**Task directions:**
Scan the listing below and copy every line holding "Schleswig".

* Start Listing *

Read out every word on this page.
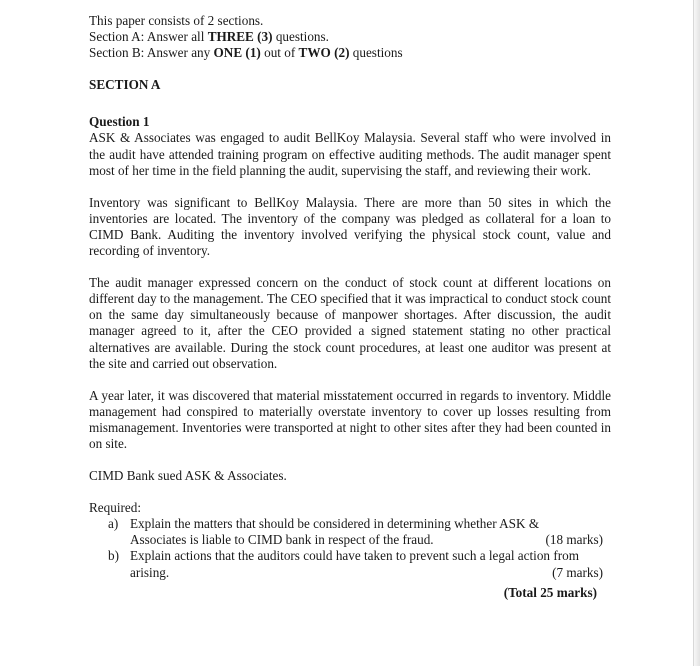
This paper consists of 2 sections.
Section A: Answer all THREE (3) questions.
Section B: Answer any ONE (1) out of TWO (2) questions
SECTION A
Question 1

ASK & Associates was engaged to audit BellKoy Malaysia. Several staff who were involved in the audit have attended training program on effective auditing methods. The audit manager spent most of her time in the field planning the audit, supervising the staff, and reviewing their work.

Inventory was significant to BellKoy Malaysia. There are more than 50 sites in which the inventories are located. The inventory of the company was pledged as collateral for a loan to CIMD Bank. Auditing the inventory involved verifying the physical stock count, value and recording of inventory.

The audit manager expressed concern on the conduct of stock count at different locations on different day to the management. The CEO specified that it was impractical to conduct stock count on the same day simultaneously because of manpower shortages. After discussion, the audit manager agreed to it, after the CEO provided a signed statement stating no other practical alternatives are available. During the stock count procedures, at least one auditor was present at the site and carried out observation.

A year later, it was discovered that material misstatement occurred in regards to inventory. Middle management had conspired to materially overstate inventory to cover up losses resulting from mismanagement. Inventories were transported at night to other sites after they had been counted in on site.

CIMD Bank sued ASK & Associates.

Required:

a) Explain the matters that should be considered in determining whether ASK &
Associates is liable to CIMD bank in respect of the fraud.	(18 marks)
b) Explain actions that the auditors could have taken to prevent such a legal action from
arising.	(7 marks)
(Total 25 marks)
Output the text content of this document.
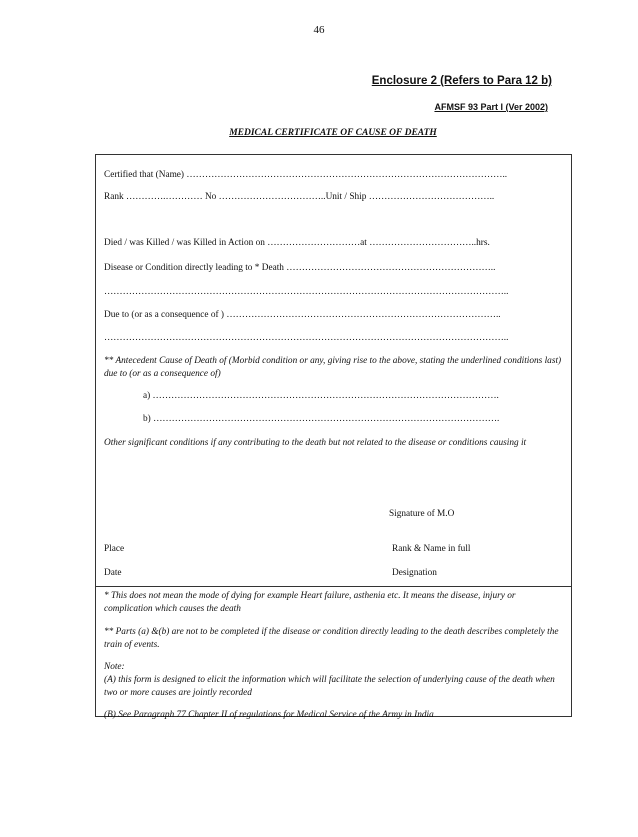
46
Enclosure 2 (Refers to Para 12 b)
AFMSF 93 Part I (Ver 2002)
MEDICAL CERTIFICATE OF CAUSE OF DEATH
Certified that (Name) …………………………………………………………………………………………..
Rank ………….………… No ……………………………..Unit / Ship …………………………………..
Died / was Killed / was Killed in Action on …………………………at ……………………………..hrs.
Disease or Condition directly leading to * Death …………………………………………………………..
…………………………………………………………………………………………………………………..
Due to (or as a consequence of ) ……………………………………………………………………………..
…………………………………………………………………………………………………………………..
** Antecedent Cause of Death of (Morbid condition or any, giving rise to the above, stating the underlined conditions last) due to (or as a consequence of)
a) ………………………………………………………………………………………………….
b) ………………………………………………………………………………………………….
Other significant conditions if any contributing to the death but not related to the disease or conditions causing it
Signature of M.O
Place	Rank & Name in full
Date	Designation
* This does not mean the mode of dying for example Heart failure, asthenia etc. It means the disease, injury or complication which causes the death
** Parts (a) &(b) are not to be completed if the disease or condition directly leading to the death describes completely the train of events.
Note:
(A) this form is designed to elicit the information which will facilitate the selection of underlying cause of the death when two or more causes are jointly recorded
(B) See Paragraph 77 Chapter II of regulations for Medical Service of the Army in India
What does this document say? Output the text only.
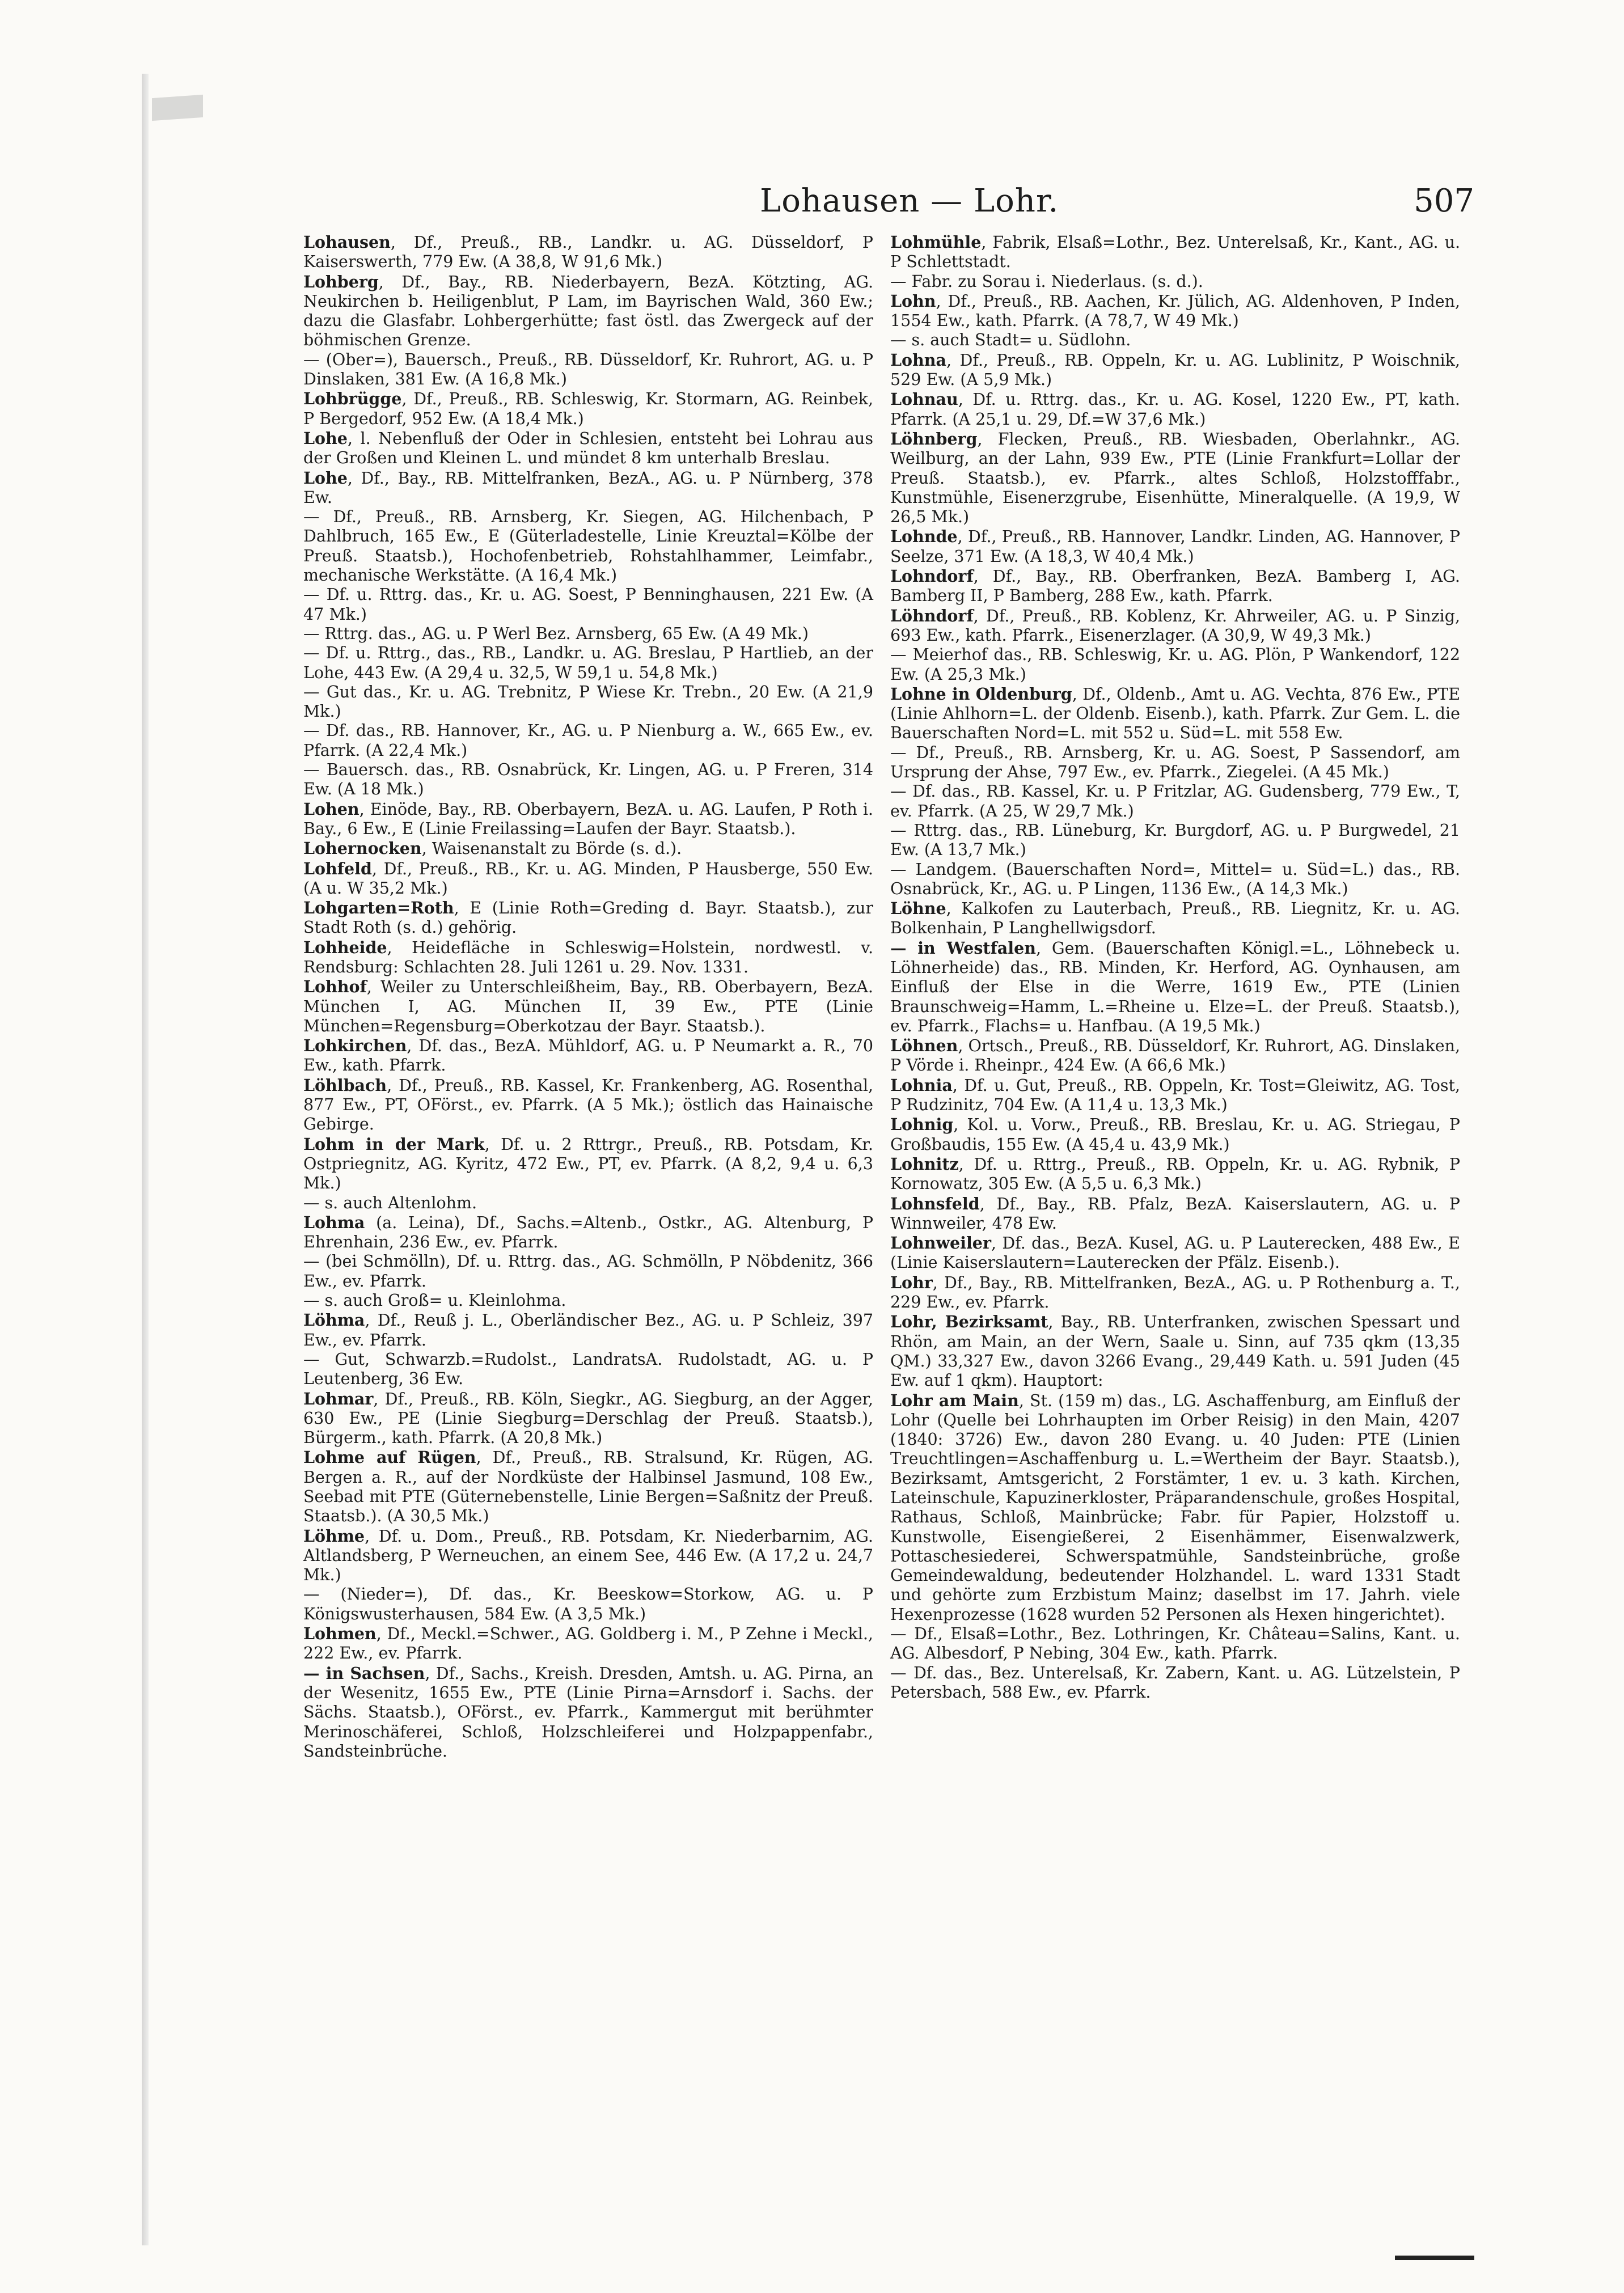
Lohausen — Lohr.	507

Lohausen, Df., Preuß., RB., Landkr. u. AG. Düsseldorf, P Kaiserswerth, 779 Ew. (A 38,8, W 91,6 Mk.)

Lohberg, Df., Bay., RB. Niederbayern, BezA. Kötzting, AG. Neukirchen b. Heiligenblut, P Lam, im Bayrischen Wald, 360 Ew.; dazu die Glasfabr. Lohbergerhütte; fast östl. das Zwergeck auf der böhmischen Grenze.

— (Ober=), Bauersch., Preuß., RB. Düsseldorf, Kr. Ruhrort, AG. u. P Dinslaken, 381 Ew. (A 16,8 Mk.)

Lohbrügge, Df., Preuß., RB. Schleswig, Kr. Stormarn, AG. Reinbek, P Bergedorf, 952 Ew. (A 18,4 Mk.)

Lohe, l. Nebenfluß der Oder in Schlesien, entsteht bei Lohrau aus der Großen und Kleinen L. und mündet 8 km unterhalb Breslau.

Lohe, Df., Bay., RB. Mittelfranken, BezA., AG. u. P Nürnberg, 378 Ew.

— Df., Preuß., RB. Arnsberg, Kr. Siegen, AG. Hilchenbach, P Dahlbruch, 165 Ew., E (Güterladestelle, Linie Kreuztal=Kölbe der Preuß. Staatsb.), Hochofenbetrieb, Rohstahlhammer, Leimfabr., mechanische Werkstätte. (A 16,4 Mk.)

— Df. u. Rttrg. das., Kr. u. AG. Soest, P Benninghausen, 221 Ew. (A 47 Mk.)

— Rttrg. das., AG. u. P Werl Bez. Arnsberg, 65 Ew. (A 49 Mk.)

— Df. u. Rttrg., das., RB., Landkr. u. AG. Breslau, P Hartlieb, an der Lohe, 443 Ew. (A 29,4 u. 32,5, W 59,1 u. 54,8 Mk.)

— Gut das., Kr. u. AG. Trebnitz, P Wiese Kr. Trebn., 20 Ew. (A 21,9 Mk.)

— Df. das., RB. Hannover, Kr., AG. u. P Nienburg a. W., 665 Ew., ev. Pfarrk. (A 22,4 Mk.)

— Bauersch. das., RB. Osnabrück, Kr. Lingen, AG. u. P Freren, 314 Ew. (A 18 Mk.)

Lohen, Einöde, Bay., RB. Oberbayern, BezA. u. AG. Laufen, P Roth i. Bay., 6 Ew., E (Linie Freilassing=Laufen der Bayr. Staatsb.).

Lohernocken, Waisenanstalt zu Börde (s. d.).

Lohfeld, Df., Preuß., RB., Kr. u. AG. Minden, P Hausberge, 550 Ew. (A u. W 35,2 Mk.)

Lohgarten=Roth, E (Linie Roth=Greding d. Bayr. Staatsb.), zur Stadt Roth (s. d.) gehörig.

Lohheide, Heidefläche in Schleswig=Holstein, nordwestl. v. Rendsburg: Schlachten 28. Juli 1261 u. 29. Nov. 1331.

Lohhof, Weiler zu Unterschleißheim, Bay., RB. Oberbayern, BezA. München I, AG. München II, 39 Ew., PTE (Linie München=Regensburg=Oberkotzau der Bayr. Staatsb.).

Lohkirchen, Df. das., BezA. Mühldorf, AG. u. P Neumarkt a. R., 70 Ew., kath. Pfarrk.

Löhlbach, Df., Preuß., RB. Kassel, Kr. Frankenberg, AG. Rosenthal, 877 Ew., PT, OFörst., ev. Pfarrk. (A 5 Mk.); östlich das Hainaische Gebirge.

Lohm in der Mark, Df. u. 2 Rttrgr., Preuß., RB. Potsdam, Kr. Ostpriegnitz, AG. Kyritz, 472 Ew., PT, ev. Pfarrk. (A 8,2, 9,4 u. 6,3 Mk.)

— s. auch Altenlohm.

Lohma (a. Leina), Df., Sachs.=Altenb., Ostkr., AG. Altenburg, P Ehrenhain, 236 Ew., ev. Pfarrk.

— (bei Schmölln), Df. u. Rttrg. das., AG. Schmölln, P Nöbdenitz, 366 Ew., ev. Pfarrk.

— s. auch Groß= u. Kleinlohma.

Löhma, Df., Reuß j. L., Oberländischer Bez., AG. u. P Schleiz, 397 Ew., ev. Pfarrk.

— Gut, Schwarzb.=Rudolst., LandratsA. Rudolstadt, AG. u. P Leutenberg, 36 Ew.

Lohmar, Df., Preuß., RB. Köln, Siegkr., AG. Siegburg, an der Agger, 630 Ew., PE (Linie Siegburg=Derschlag der Preuß. Staatsb.), Bürgerm., kath. Pfarrk. (A 20,8 Mk.)

Lohme auf Rügen, Df., Preuß., RB. Stralsund, Kr. Rügen, AG. Bergen a. R., auf der Nordküste der Halbinsel Jasmund, 108 Ew., Seebad mit PTE (Güternebenstelle, Linie Bergen=Saßnitz der Preuß. Staatsb.). (A 30,5 Mk.)

Löhme, Df. u. Dom., Preuß., RB. Potsdam, Kr. Niederbarnim, AG. Altlandsberg, P Werneuchen, an einem See, 446 Ew. (A 17,2 u. 24,7 Mk.)

— (Nieder=), Df. das., Kr. Beeskow=Storkow, AG. u. P Königswusterhausen, 584 Ew. (A 3,5 Mk.)

Lohmen, Df., Meckl.=Schwer., AG. Goldberg i. M., P Zehne i Meckl., 222 Ew., ev. Pfarrk.

— in Sachsen, Df., Sachs., Kreish. Dresden, Amtsh. u. AG. Pirna, an der Wesenitz, 1655 Ew., PTE (Linie Pirna=Arnsdorf i. Sachs. der Sächs. Staatsb.), OFörst., ev. Pfarrk., Kammergut mit berühmter Merinoschäferei, Schloß, Holzschleiferei und Holzpappenfabr., Sandsteinbrüche.

Lohmühle, Fabrik, Elsaß=Lothr., Bez. Unterelsaß, Kr., Kant., AG. u. P Schlettstadt.

— Fabr. zu Sorau i. Niederlaus. (s. d.).

Lohn, Df., Preuß., RB. Aachen, Kr. Jülich, AG. Aldenhoven, P Inden, 1554 Ew., kath. Pfarrk. (A 78,7, W 49 Mk.)

— s. auch Stadt= u. Südlohn.

Lohna, Df., Preuß., RB. Oppeln, Kr. u. AG. Lublinitz, P Woischnik, 529 Ew. (A 5,9 Mk.)

Lohnau, Df. u. Rttrg. das., Kr. u. AG. Kosel, 1220 Ew., PT, kath. Pfarrk. (A 25,1 u. 29, Df.=W 37,6 Mk.)

Löhnberg, Flecken, Preuß., RB. Wiesbaden, Oberlahnkr., AG. Weilburg, an der Lahn, 939 Ew., PTE (Linie Frankfurt=Lollar der Preuß. Staatsb.), ev. Pfarrk., altes Schloß, Holzstofffabr., Kunstmühle, Eisenerzgrube, Eisenhütte, Mineralquelle. (A 19,9, W 26,5 Mk.)

Lohnde, Df., Preuß., RB. Hannover, Landkr. Linden, AG. Hannover, P Seelze, 371 Ew. (A 18,3, W 40,4 Mk.)

Lohndorf, Df., Bay., RB. Oberfranken, BezA. Bamberg I, AG. Bamberg II, P Bamberg, 288 Ew., kath. Pfarrk.

Löhndorf, Df., Preuß., RB. Koblenz, Kr. Ahrweiler, AG. u. P Sinzig, 693 Ew., kath. Pfarrk., Eisenerzlager. (A 30,9, W 49,3 Mk.)

— Meierhof das., RB. Schleswig, Kr. u. AG. Plön, P Wankendorf, 122 Ew. (A 25,3 Mk.)

Lohne in Oldenburg, Df., Oldenb., Amt u. AG. Vechta, 876 Ew., PTE (Linie Ahlhorn=L. der Oldenb. Eisenb.), kath. Pfarrk. Zur Gem. L. die Bauerschaften Nord=L. mit 552 u. Süd=L. mit 558 Ew.

— Df., Preuß., RB. Arnsberg, Kr. u. AG. Soest, P Sassendorf, am Ursprung der Ahse, 797 Ew., ev. Pfarrk., Ziegelei. (A 45 Mk.)

— Df. das., RB. Kassel, Kr. u. P Fritzlar, AG. Gudensberg, 779 Ew., T, ev. Pfarrk. (A 25, W 29,7 Mk.)

— Rttrg. das., RB. Lüneburg, Kr. Burgdorf, AG. u. P Burgwedel, 21 Ew. (A 13,7 Mk.)

— Landgem. (Bauerschaften Nord=, Mittel= u. Süd=L.) das., RB. Osnabrück, Kr., AG. u. P Lingen, 1136 Ew., (A 14,3 Mk.)

Löhne, Kalkofen zu Lauterbach, Preuß., RB. Liegnitz, Kr. u. AG. Bolkenhain, P Langhellwigsdorf.

— in Westfalen, Gem. (Bauerschaften Königl.=L., Löhnebeck u. Löhnerheide) das., RB. Minden, Kr. Herford, AG. Oynhausen, am Einfluß der Else in die Werre, 1619 Ew., PTE (Linien Braunschweig=Hamm, L.=Rheine u. Elze=L. der Preuß. Staatsb.), ev. Pfarrk., Flachs= u. Hanfbau. (A 19,5 Mk.)

Löhnen, Ortsch., Preuß., RB. Düsseldorf, Kr. Ruhrort, AG. Dinslaken, P Vörde i. Rheinpr., 424 Ew. (A 66,6 Mk.)

Lohnia, Df. u. Gut, Preuß., RB. Oppeln, Kr. Tost=Gleiwitz, AG. Tost, P Rudzinitz, 704 Ew. (A 11,4 u. 13,3 Mk.)

Lohnig, Kol. u. Vorw., Preuß., RB. Breslau, Kr. u. AG. Striegau, P Großbaudis, 155 Ew. (A 45,4 u. 43,9 Mk.)

Lohnitz, Df. u. Rttrg., Preuß., RB. Oppeln, Kr. u. AG. Rybnik, P Kornowatz, 305 Ew. (A 5,5 u. 6,3 Mk.)

Lohnsfeld, Df., Bay., RB. Pfalz, BezA. Kaiserslautern, AG. u. P Winnweiler, 478 Ew.

Lohnweiler, Df. das., BezA. Kusel, AG. u. P Lauterecken, 488 Ew., E (Linie Kaiserslautern=Lauterecken der Pfälz. Eisenb.).

Lohr, Df., Bay., RB. Mittelfranken, BezA., AG. u. P Rothenburg a. T., 229 Ew., ev. Pfarrk.

Lohr, Bezirksamt, Bay., RB. Unterfranken, zwischen Spessart und Rhön, am Main, an der Wern, Saale u. Sinn, auf 735 qkm (13,35 QM.) 33,327 Ew., davon 3266 Evang., 29,449 Kath. u. 591 Juden (45 Ew. auf 1 qkm). Hauptort:

Lohr am Main, St. (159 m) das., LG. Aschaffenburg, am Einfluß der Lohr (Quelle bei Lohrhaupten im Orber Reisig) in den Main, 4207 (1840: 3726) Ew., davon 280 Evang. u. 40 Juden: PTE (Linien Treuchtlingen=Aschaffenburg u. L.=Wertheim der Bayr. Staatsb.), Bezirksamt, Amtsgericht, 2 Forstämter, 1 ev. u. 3 kath. Kirchen, Lateinschule, Kapuzinerkloster, Präparandenschule, großes Hospital, Rathaus, Schloß, Mainbrücke; Fabr. für Papier, Holzstoff u. Kunstwolle, Eisengießerei, 2 Eisenhämmer, Eisenwalzwerk, Pottaschesiederei, Schwerspatmühle, Sandsteinbrüche, große Gemeindewaldung, bedeutender Holzhandel. L. ward 1331 Stadt und gehörte zum Erzbistum Mainz; daselbst im 17. Jahrh. viele Hexenprozesse (1628 wurden 52 Personen als Hexen hingerichtet).

— Df., Elsaß=Lothr., Bez. Lothringen, Kr. Château=Salins, Kant. u. AG. Albesdorf, P Nebing, 304 Ew., kath. Pfarrk.

— Df. das., Bez. Unterelsaß, Kr. Zabern, Kant. u. AG. Lützelstein, P Petersbach, 588 Ew., ev. Pfarrk.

* End Listing *

**Exercise result:**
Lohbrügge, Df., Preuß., RB. Schleswig, Kr. Stormarn, AG. Reinbek, P Bergedorf, 952 Ew. (A 18,4 Mk.)
Lohheide, Heidefläche in Schleswig=Holstein, nordwestl. v. Rendsburg: Schlachten 28. Juli 1261 u. 29. Nov. 1331.
— Meierhof das., RB. Schleswig, Kr. u. AG. Plön, P Wankendorf, 122 Ew. (A 25,3 Mk.)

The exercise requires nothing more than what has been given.